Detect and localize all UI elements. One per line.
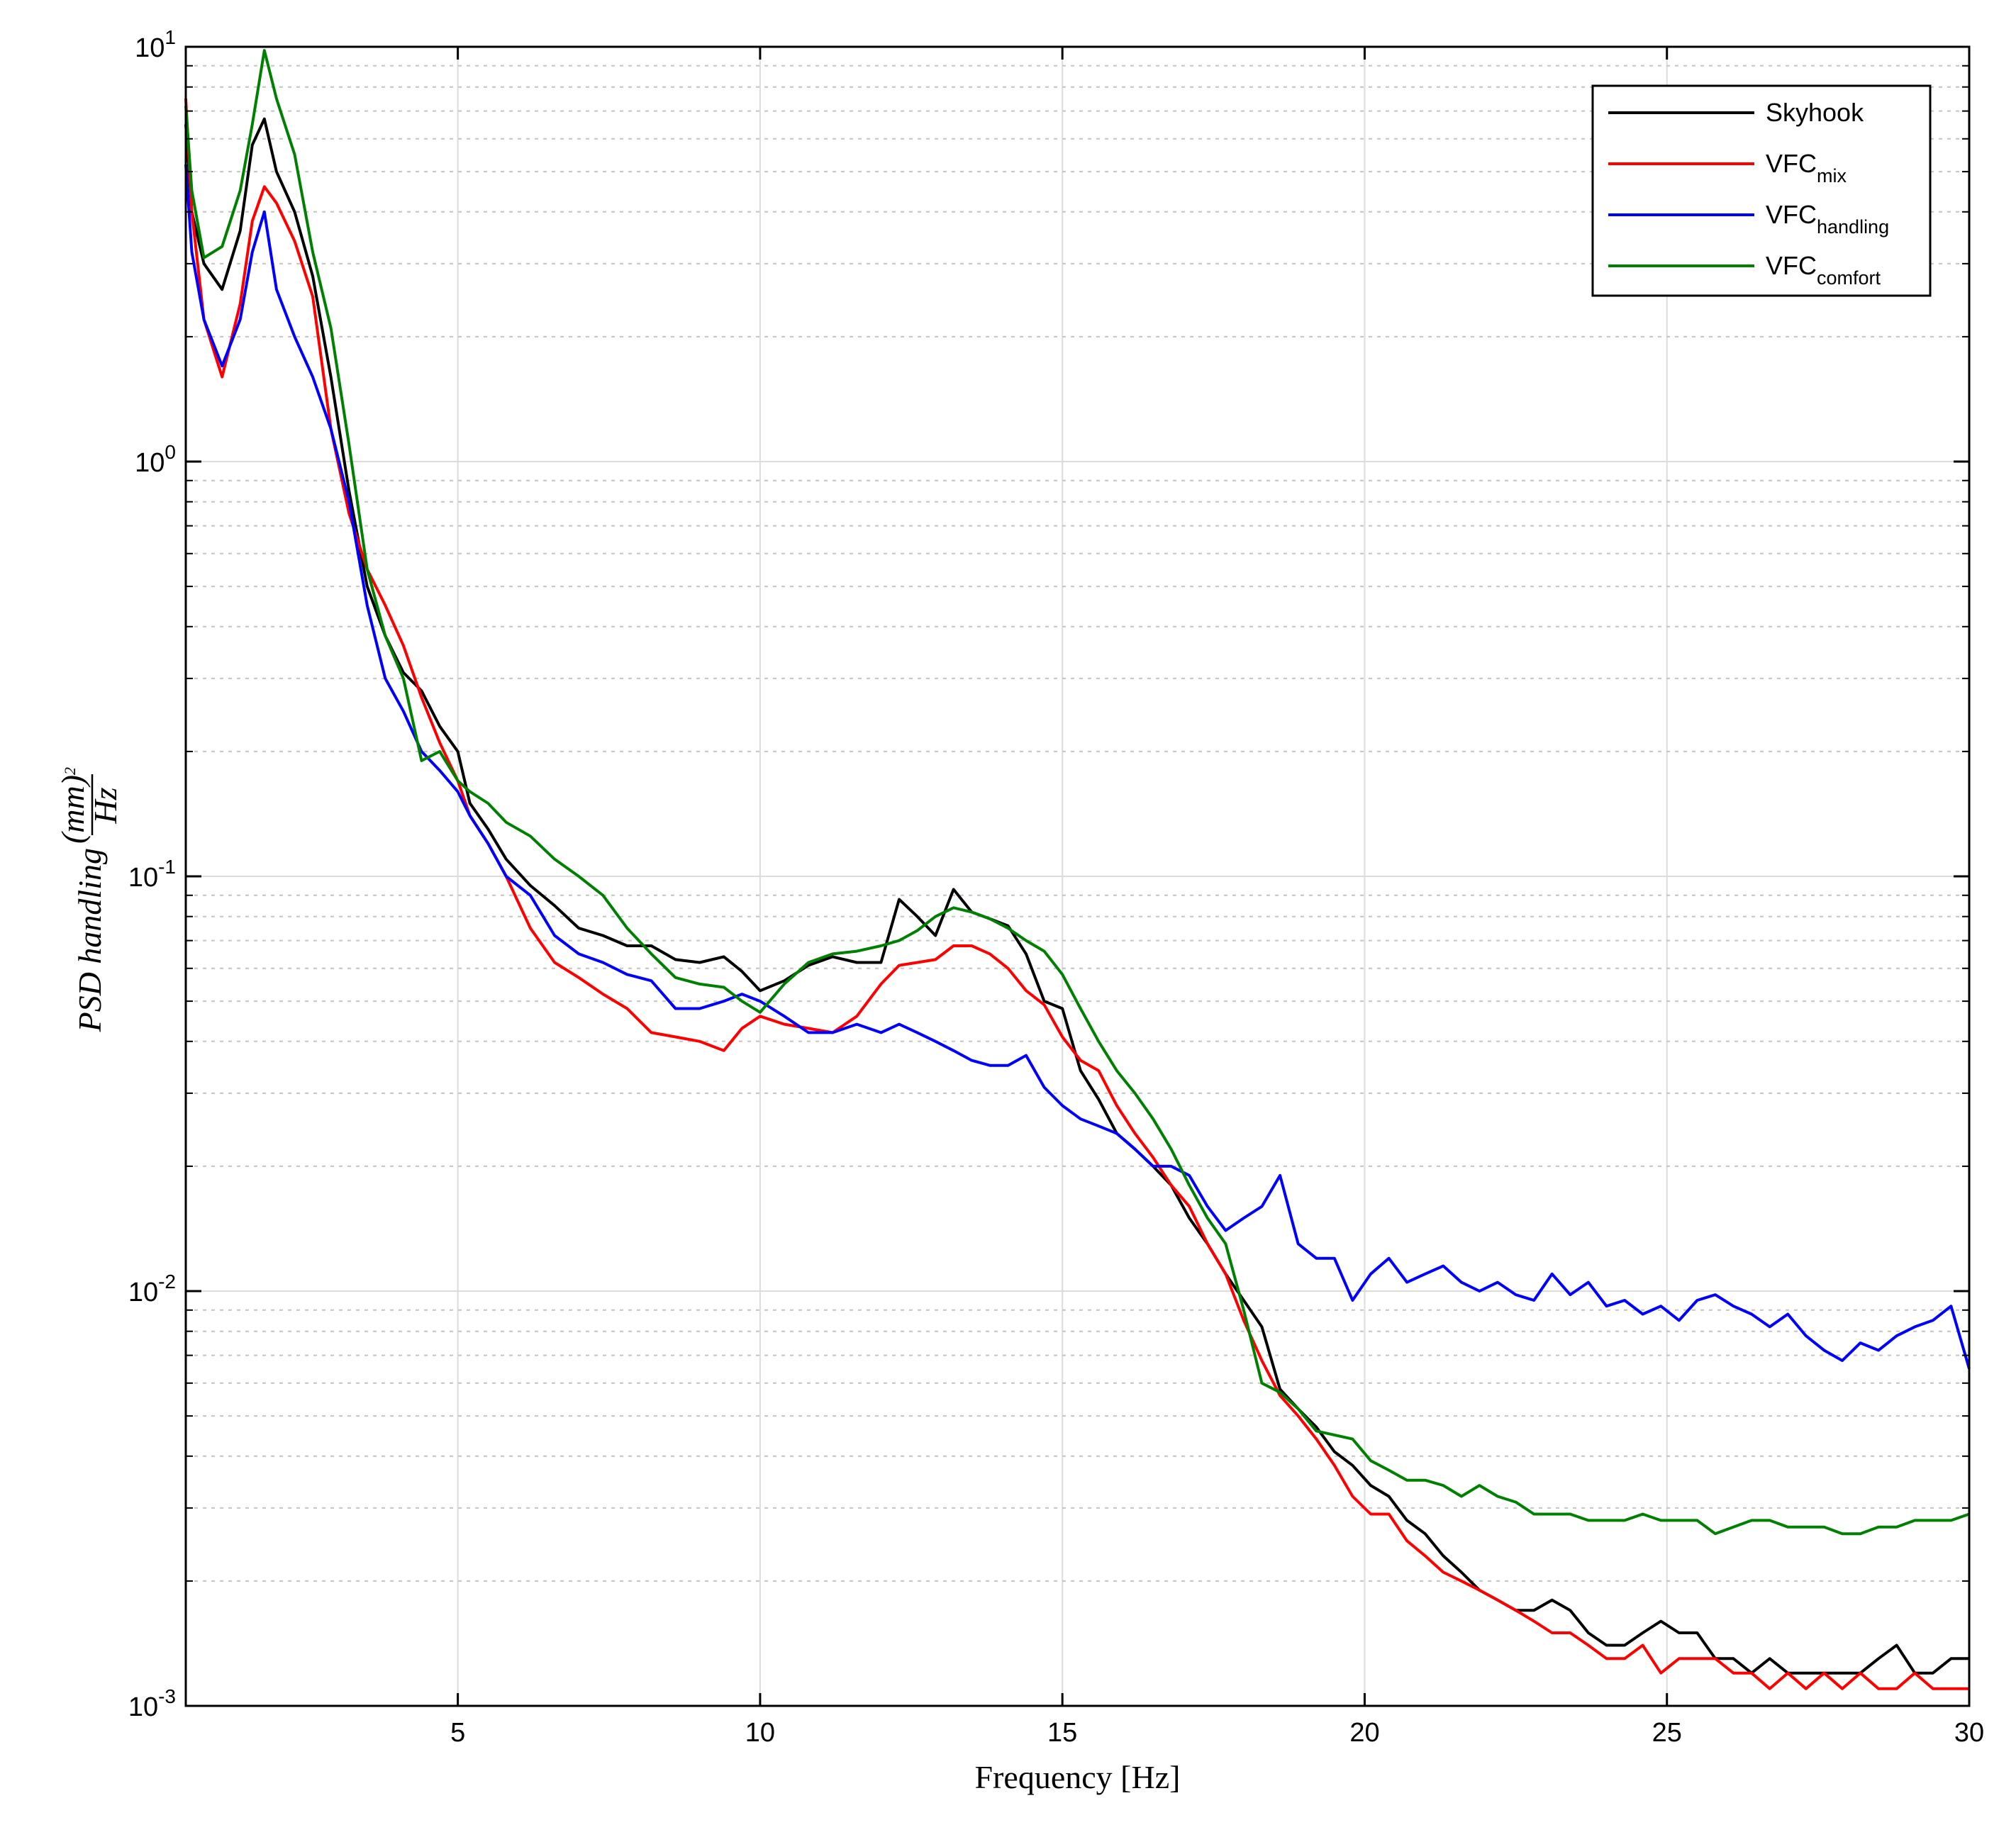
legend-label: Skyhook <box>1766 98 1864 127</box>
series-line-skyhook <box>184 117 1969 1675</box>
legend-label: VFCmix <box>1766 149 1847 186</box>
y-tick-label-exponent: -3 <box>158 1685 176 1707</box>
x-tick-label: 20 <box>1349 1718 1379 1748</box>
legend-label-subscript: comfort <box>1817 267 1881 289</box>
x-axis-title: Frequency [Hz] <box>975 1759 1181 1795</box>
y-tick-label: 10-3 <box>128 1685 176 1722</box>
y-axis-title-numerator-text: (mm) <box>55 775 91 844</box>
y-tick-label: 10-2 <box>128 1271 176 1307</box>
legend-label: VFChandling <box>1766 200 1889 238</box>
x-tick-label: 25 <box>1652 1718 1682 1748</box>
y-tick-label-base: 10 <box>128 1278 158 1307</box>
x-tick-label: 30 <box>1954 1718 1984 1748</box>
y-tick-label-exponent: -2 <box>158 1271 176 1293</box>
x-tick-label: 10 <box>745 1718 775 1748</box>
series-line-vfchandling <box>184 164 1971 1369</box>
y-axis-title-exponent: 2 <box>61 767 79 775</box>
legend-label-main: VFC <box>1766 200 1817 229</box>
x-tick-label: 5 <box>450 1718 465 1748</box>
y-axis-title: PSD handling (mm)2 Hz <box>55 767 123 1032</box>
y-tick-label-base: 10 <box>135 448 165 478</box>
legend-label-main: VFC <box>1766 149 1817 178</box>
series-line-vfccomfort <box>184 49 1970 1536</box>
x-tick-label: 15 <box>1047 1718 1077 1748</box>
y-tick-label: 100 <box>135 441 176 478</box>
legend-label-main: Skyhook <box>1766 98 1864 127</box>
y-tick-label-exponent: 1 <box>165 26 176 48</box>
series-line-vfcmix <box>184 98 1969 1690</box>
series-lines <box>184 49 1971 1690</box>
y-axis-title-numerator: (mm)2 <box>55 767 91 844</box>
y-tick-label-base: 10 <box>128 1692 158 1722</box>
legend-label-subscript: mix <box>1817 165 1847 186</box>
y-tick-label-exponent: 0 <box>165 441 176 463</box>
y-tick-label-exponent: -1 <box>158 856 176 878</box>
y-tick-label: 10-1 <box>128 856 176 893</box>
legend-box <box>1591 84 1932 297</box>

● ● ●

● Brief
Please reproduce every row above with "x-tick-label" switched to "x-axis-tick" wherever it occurs, changing nothing else, and omit the pictures from your answer.

● Answer in full
Detect and localize all UI elements. One per line.
legend-label: Skyhook <box>1766 98 1864 127</box>
series-line-skyhook <box>184 117 1969 1675</box>
legend-label: VFCmix <box>1766 149 1847 186</box>
y-tick-label-exponent: -3 <box>158 1685 176 1707</box>
x-axis-tick: 20 <box>1349 1718 1379 1748</box>
legend-label-subscript: comfort <box>1817 267 1881 289</box>
x-axis-title: Frequency [Hz] <box>975 1759 1181 1795</box>
y-tick-label: 10-3 <box>128 1685 176 1722</box>
y-axis-title-numerator-text: (mm) <box>55 775 91 844</box>
y-tick-label: 10-2 <box>128 1271 176 1307</box>
legend-label: VFChandling <box>1766 200 1889 238</box>
x-axis-tick: 25 <box>1652 1718 1682 1748</box>
y-tick-label-base: 10 <box>128 1278 158 1307</box>
x-axis-tick: 30 <box>1954 1718 1984 1748</box>
y-tick-label-exponent: -2 <box>158 1271 176 1293</box>
x-axis-tick: 10 <box>745 1718 775 1748</box>
series-line-vfchandling <box>184 164 1971 1369</box>
y-axis-title-exponent: 2 <box>61 767 79 775</box>
legend-label-main: VFC <box>1766 200 1817 229</box>
x-axis-tick: 5 <box>450 1718 465 1748</box>
y-axis-title: PSD handling (mm)2 Hz <box>55 767 123 1032</box>
y-tick-label-base: 10 <box>135 448 165 478</box>
legend-label-main: VFC <box>1766 149 1817 178</box>
series-line-vfccomfort <box>184 49 1970 1536</box>
x-axis-tick: 15 <box>1047 1718 1077 1748</box>
y-tick-label: 100 <box>135 441 176 478</box>
legend-label-main: Skyhook <box>1766 98 1864 127</box>
y-tick-label-exponent: 1 <box>165 26 176 48</box>
series-line-vfcmix <box>184 98 1969 1690</box>
series-lines <box>184 49 1971 1690</box>
y-axis-title-numerator: (mm)2 <box>55 767 91 844</box>
y-tick-label-base: 10 <box>128 1692 158 1722</box>
legend-label-subscript: mix <box>1817 165 1847 186</box>
y-tick-label-exponent: 0 <box>165 441 176 463</box>
y-tick-label-exponent: -1 <box>158 856 176 878</box>
y-tick-label: 10-1 <box>128 856 176 893</box>
legend-box <box>1591 84 1932 297</box>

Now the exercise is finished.